WHAT IS EXPECTED = Starting at the line that contains "Transcribe this image's", retype each line to the end of the listing below. Include both ends, but not the pictures.

>>

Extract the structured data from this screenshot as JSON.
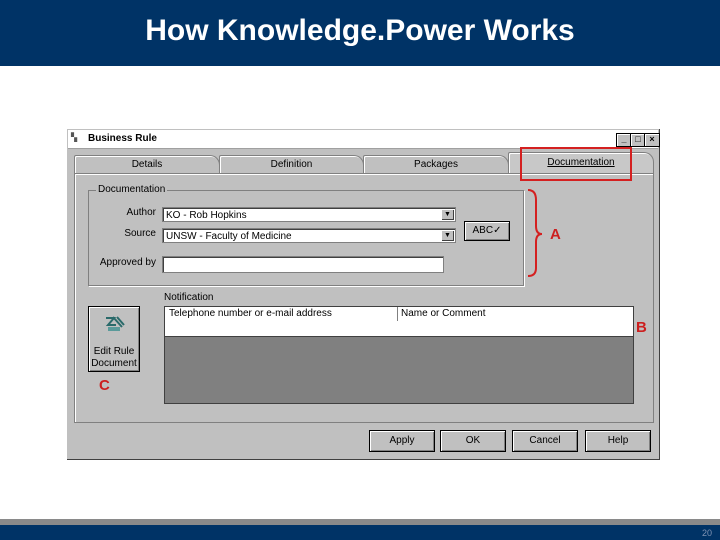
{
  "slide": {
    "title": "How Knowledge.Power Works",
    "page_number": "20"
  },
  "window": {
    "title": "Business Rule",
    "controls": [
      "_",
      "□",
      "×"
    ]
  },
  "tabs": [
    {
      "label": "Details"
    },
    {
      "label": "Definition"
    },
    {
      "label": "Packages"
    },
    {
      "label": "Documentation",
      "active": true
    }
  ],
  "documentation_group": {
    "label": "Documentation",
    "author_label": "Author",
    "author_value": "KO - Rob Hopkins",
    "source_label": "Source",
    "source_value": "UNSW - Faculty of Medicine",
    "approved_label": "Approved by",
    "approved_value": "",
    "spell_button": "ABC✓"
  },
  "notification": {
    "label": "Notification",
    "columns": [
      "Telephone number or e-mail address",
      "Name or Comment"
    ]
  },
  "edit_rule_button": {
    "line1": "Edit Rule",
    "line2": "Document"
  },
  "buttons": {
    "apply": "Apply",
    "ok": "OK",
    "cancel": "Cancel",
    "help": "Help"
  },
  "annotations": {
    "a": "A",
    "b": "B",
    "c": "C"
  },
  "colors": {
    "header": "#003366",
    "highlight": "#d42020",
    "window_face": "#c0c0c0"
  }
}
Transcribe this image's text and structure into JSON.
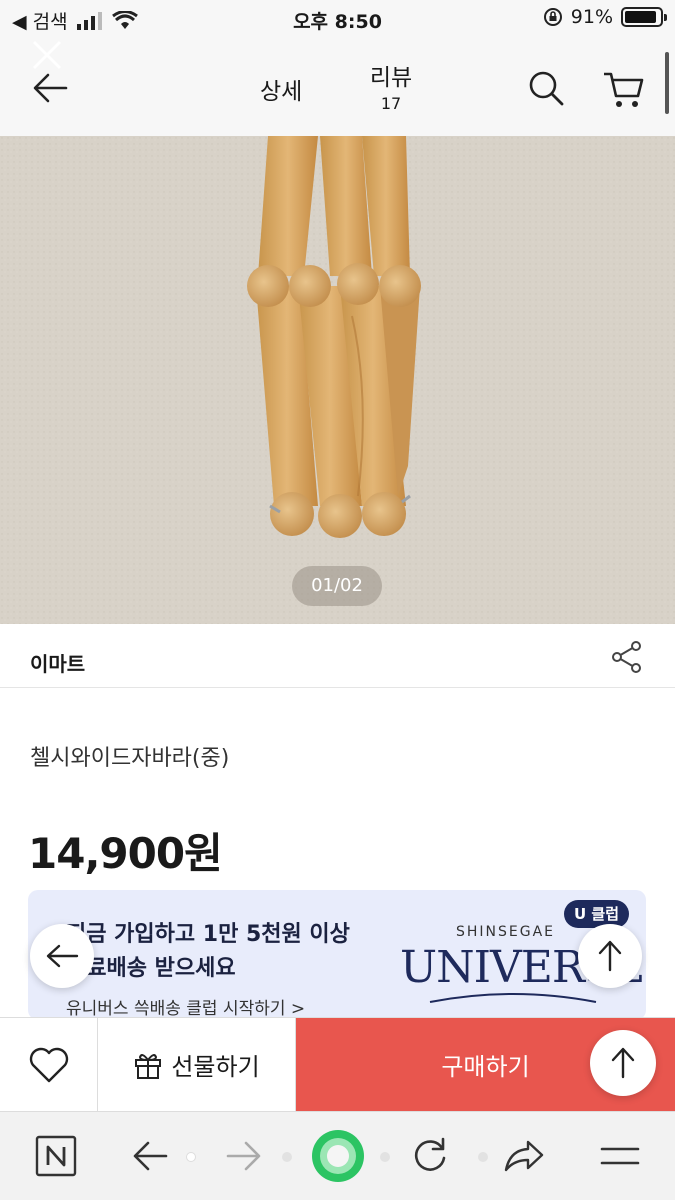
{
  "status_bar": {
    "back_app": "◀ 검색",
    "time": "오후 8:50",
    "battery": "91%",
    "battery_level": 0.91
  },
  "nav": {
    "tab_detail": "상세",
    "tab_review": "리뷰",
    "review_count": "17"
  },
  "gallery": {
    "pager": "01/02"
  },
  "seller": {
    "name": "이마트"
  },
  "product": {
    "title": "첼시와이드자바라(중)",
    "price": "14,900원"
  },
  "promo": {
    "line1": "지금 가입하고 1만 5천원 이상",
    "line2": "무료배송 받으세요",
    "link": "유니버스 쓱배송 클럽 시작하기 >",
    "brand_small": "SHINSEGAE",
    "brand": "UNIVERSE",
    "badge": "U 클럽"
  },
  "buybar": {
    "gift_label": "선물하기",
    "buy_label": "구매하기"
  },
  "colors": {
    "buy": "#e8564e",
    "brand_navy": "#1e2a5c",
    "promo_bg": "#e8ecfb"
  }
}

<<

EXERCISE OUTPUT =
Transcribe this image's text and structure into JSON.
{
  "status_bar": {
    "back_app": "◀ 검색",
    "time": "오후 8:50",
    "battery": "91%",
    "battery_level": 0.91
  },
  "nav": {
    "tab_detail": "상세",
    "tab_review": "리뷰",
    "review_count": "17"
  },
  "gallery": {
    "pager": "01/02"
  },
  "seller": {
    "name": "이마트"
  },
  "product": {
    "title": "첼시와이드자바라(중)",
    "price": "14,900원"
  },
  "promo": {
    "line1": "지금 가입하고 1만 5천원 이상",
    "line2": "무료배송 받으세요",
    "link": "유니버스 쓱배송 클럽 시작하기 >",
    "brand_small": "SHINSEGAE",
    "brand": "UNIVERSE",
    "badge": "U 클럽"
  },
  "buybar": {
    "gift_label": "선물하기",
    "buy_label": "구매하기"
  },
  "colors": {
    "buy": "#e8564e",
    "brand_navy": "#1e2a5c",
    "promo_bg": "#e8ecfb"
  }
}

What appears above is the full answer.